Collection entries
»»

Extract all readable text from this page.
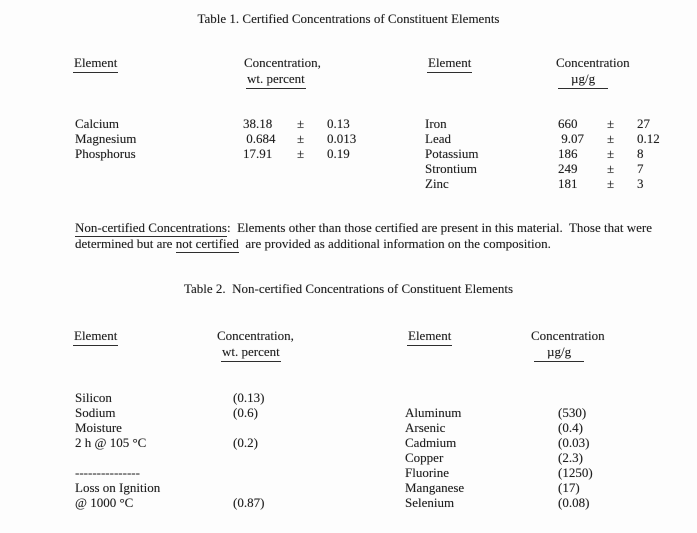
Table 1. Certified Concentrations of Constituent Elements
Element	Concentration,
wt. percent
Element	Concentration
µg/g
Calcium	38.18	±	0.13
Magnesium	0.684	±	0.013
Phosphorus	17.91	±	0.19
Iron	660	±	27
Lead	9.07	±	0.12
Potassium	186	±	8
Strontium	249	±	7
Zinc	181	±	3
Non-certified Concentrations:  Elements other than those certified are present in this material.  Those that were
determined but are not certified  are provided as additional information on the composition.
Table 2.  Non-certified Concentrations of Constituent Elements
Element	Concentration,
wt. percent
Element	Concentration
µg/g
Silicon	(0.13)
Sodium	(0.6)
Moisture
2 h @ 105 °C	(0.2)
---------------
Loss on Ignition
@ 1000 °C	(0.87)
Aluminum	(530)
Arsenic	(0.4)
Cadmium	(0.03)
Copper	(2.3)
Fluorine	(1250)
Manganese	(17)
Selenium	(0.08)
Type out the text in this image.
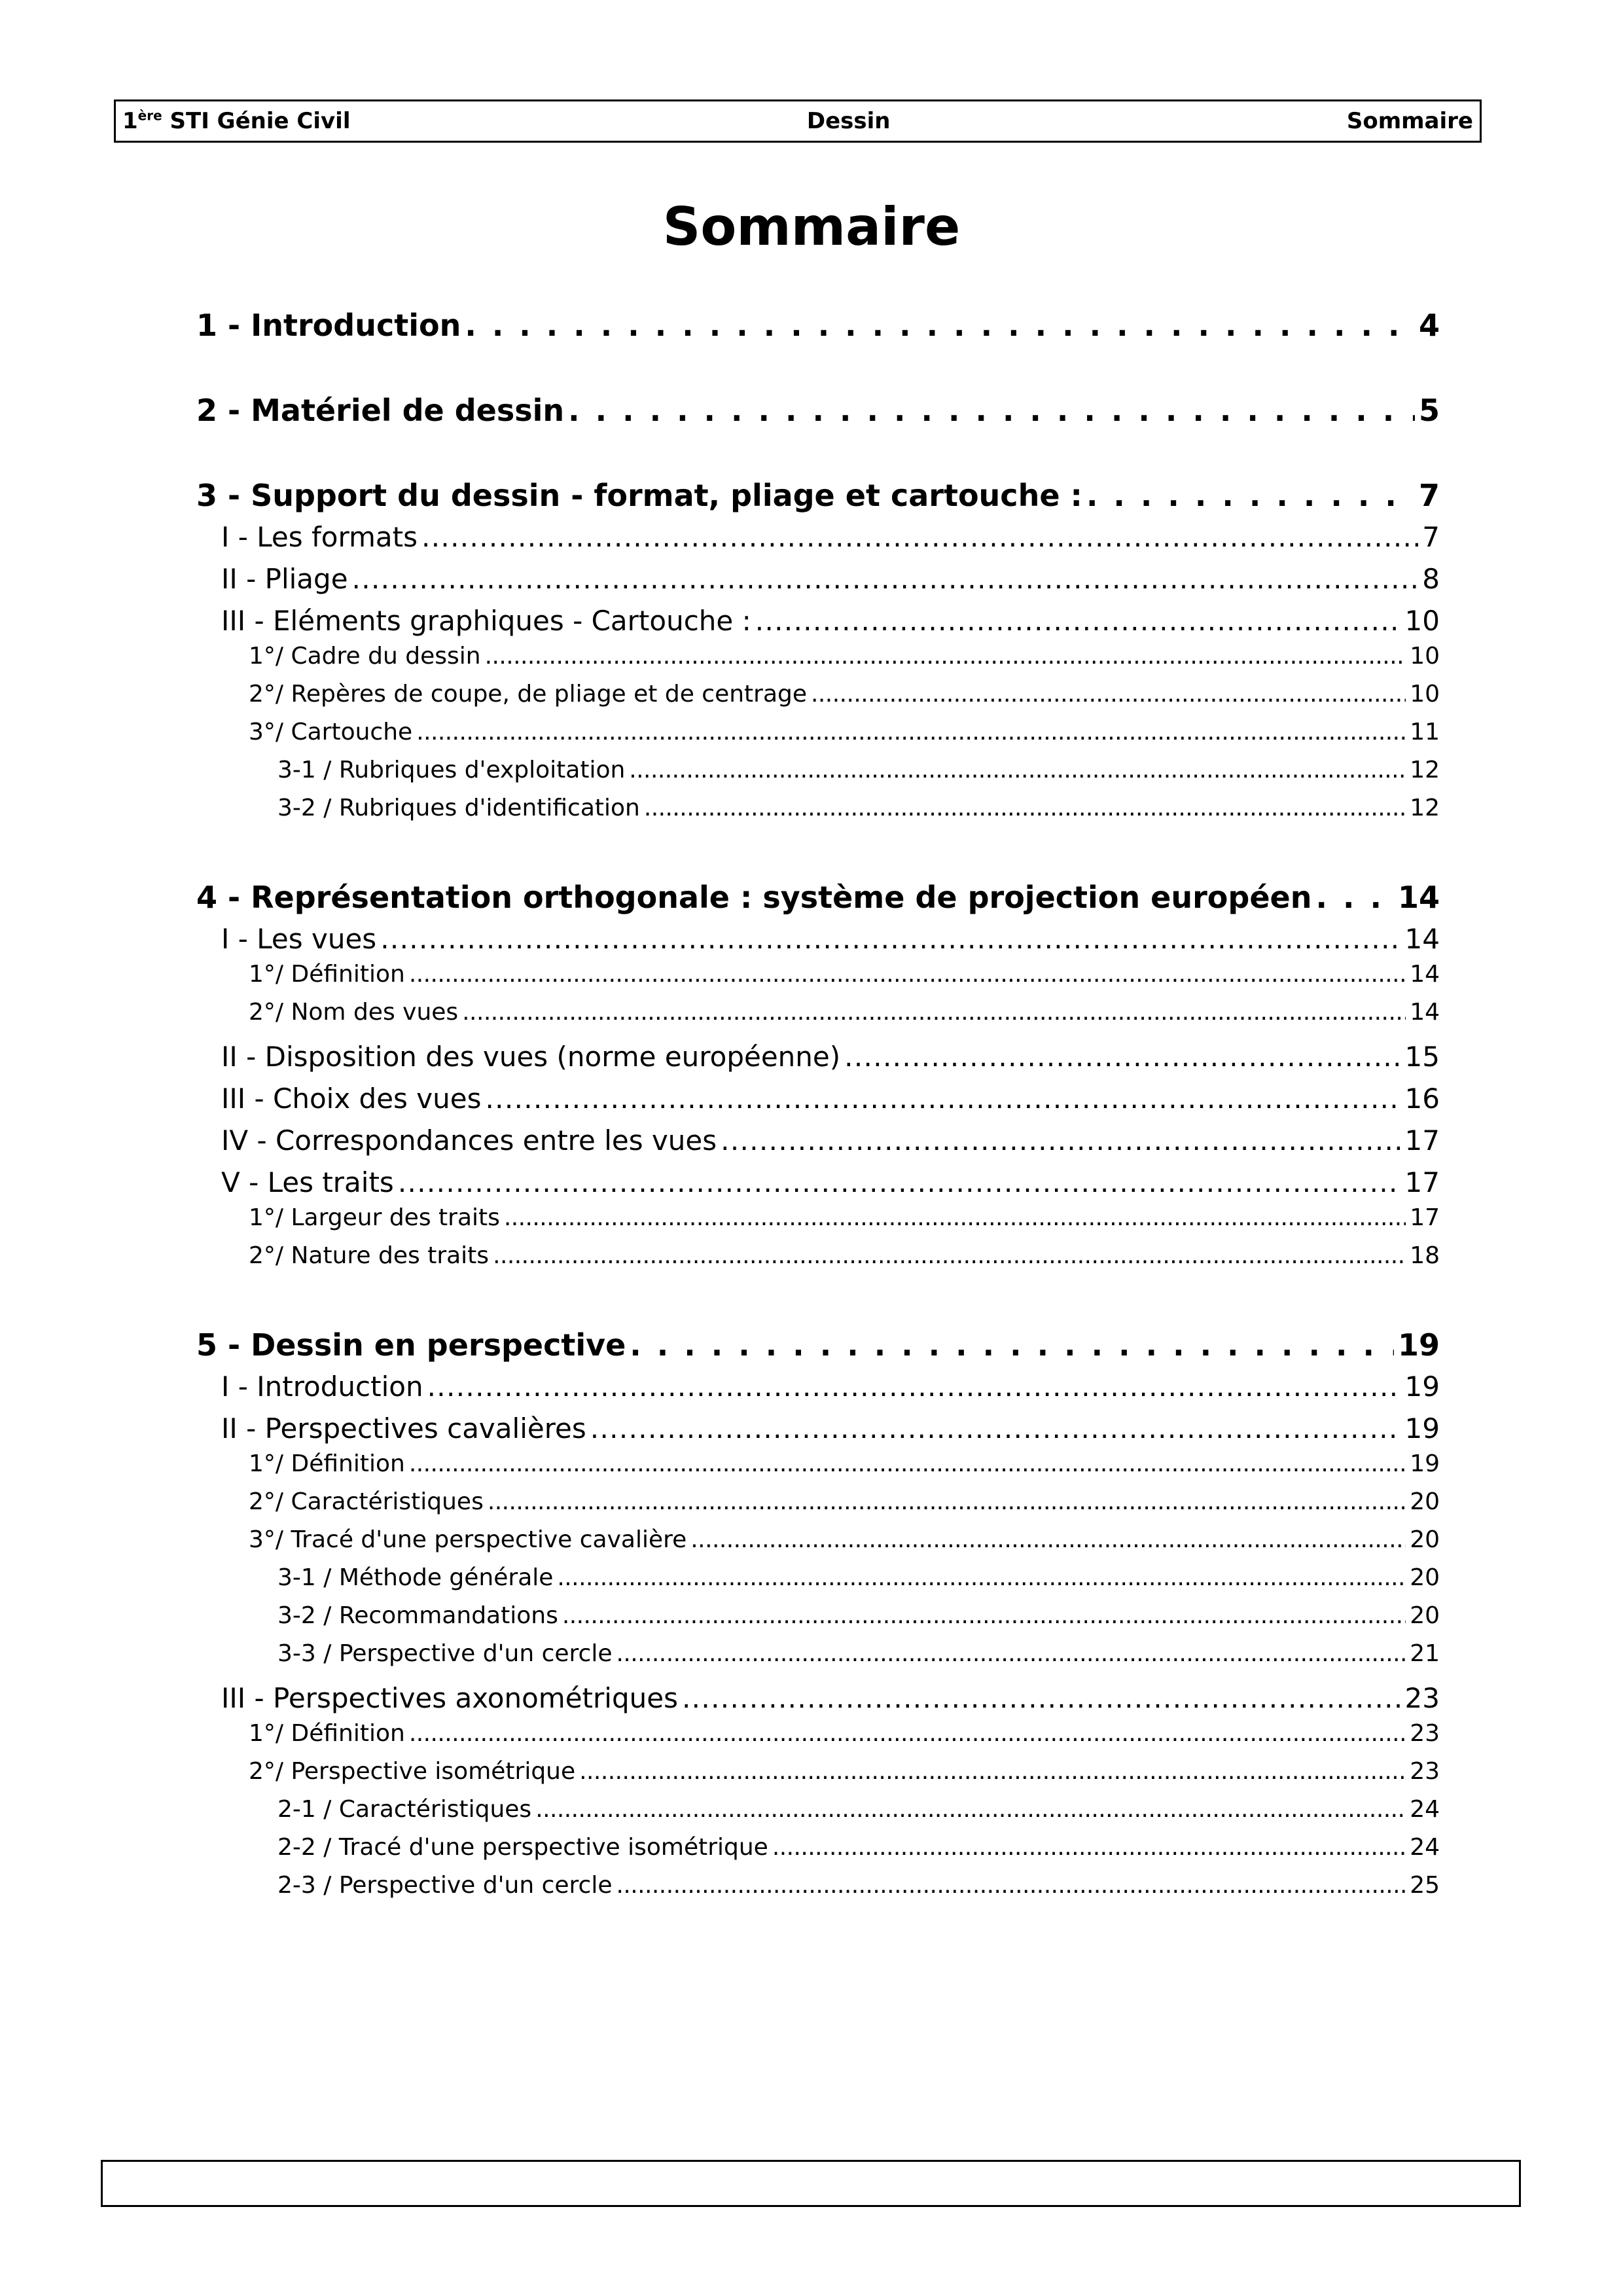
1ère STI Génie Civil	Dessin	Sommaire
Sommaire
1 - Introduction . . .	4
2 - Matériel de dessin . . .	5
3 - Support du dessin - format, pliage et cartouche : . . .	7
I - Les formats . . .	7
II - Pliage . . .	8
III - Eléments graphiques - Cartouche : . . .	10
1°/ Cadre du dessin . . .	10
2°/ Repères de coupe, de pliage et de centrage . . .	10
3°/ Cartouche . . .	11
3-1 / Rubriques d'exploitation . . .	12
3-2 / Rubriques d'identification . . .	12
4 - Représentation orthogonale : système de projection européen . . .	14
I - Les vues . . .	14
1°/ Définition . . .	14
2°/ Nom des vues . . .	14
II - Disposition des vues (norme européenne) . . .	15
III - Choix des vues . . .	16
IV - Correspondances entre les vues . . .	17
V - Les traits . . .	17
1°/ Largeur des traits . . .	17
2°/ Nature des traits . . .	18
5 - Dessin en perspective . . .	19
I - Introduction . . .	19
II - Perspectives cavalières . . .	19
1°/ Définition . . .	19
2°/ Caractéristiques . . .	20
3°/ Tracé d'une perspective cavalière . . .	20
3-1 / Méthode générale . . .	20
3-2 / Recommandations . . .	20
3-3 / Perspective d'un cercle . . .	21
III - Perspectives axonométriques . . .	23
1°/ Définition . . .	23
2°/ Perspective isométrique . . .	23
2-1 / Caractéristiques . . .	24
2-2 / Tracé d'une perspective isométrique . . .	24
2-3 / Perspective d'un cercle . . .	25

««

WRITTEN REQUEST: Reproduce each line of the material containing the word "Perspectives".

FULL RESPONSE:
II - Perspectives cavalières . . .	19
III - Perspectives axonométriques . . .	23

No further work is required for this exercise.